_Short problem_
Select, from the data, each line where "Development" occurs.

_Saved data entries_
::::::::

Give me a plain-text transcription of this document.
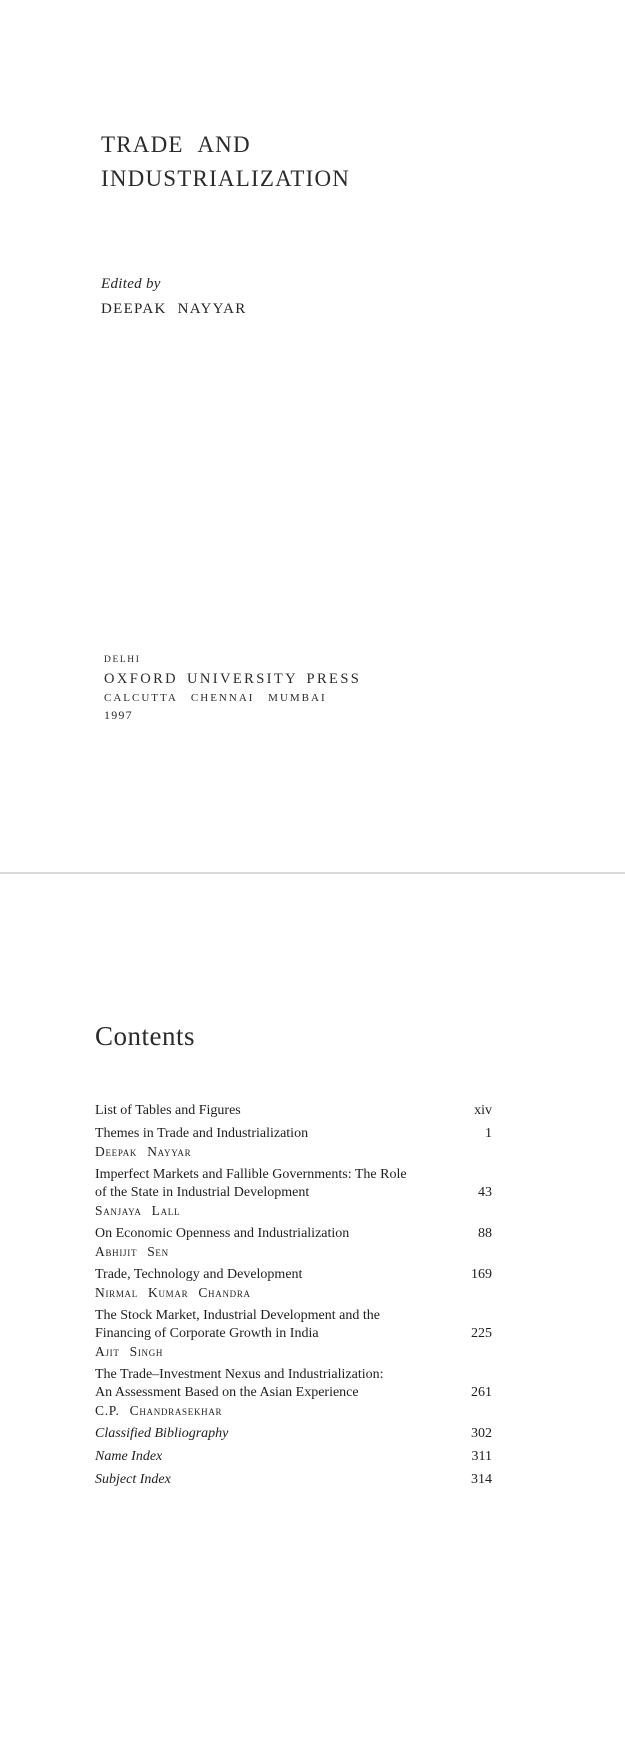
TRADE AND
INDUSTRIALIZATION
Edited by
DEEPAK NAYYAR
DELHI
OXFORD UNIVERSITY PRESS
CALCUTTA CHENNAI MUMBAI
1997
Contents
List of Tables and Figures	xiv
Themes in Trade and Industrialization	1
Deepak Nayyar
Imperfect Markets and Fallible Governments: The Role
of the State in Industrial Development	43
Sanjaya Lall
On Economic Openness and Industrialization	88
Abhijit Sen
Trade, Technology and Development	169
Nirmal Kumar Chandra
The Stock Market, Industrial Development and the
Financing of Corporate Growth in India	225
Ajit Singh
The Trade–Investment Nexus and Industrialization:
An Assessment Based on the Asian Experience	261
C.P. Chandrasekhar
Classified Bibliography	302
Name Index	311
Subject Index	314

::::::::

_Finished task_
of the State in Industrial Development	43
Trade, Technology and Development	169
The Stock Market, Industrial Development and the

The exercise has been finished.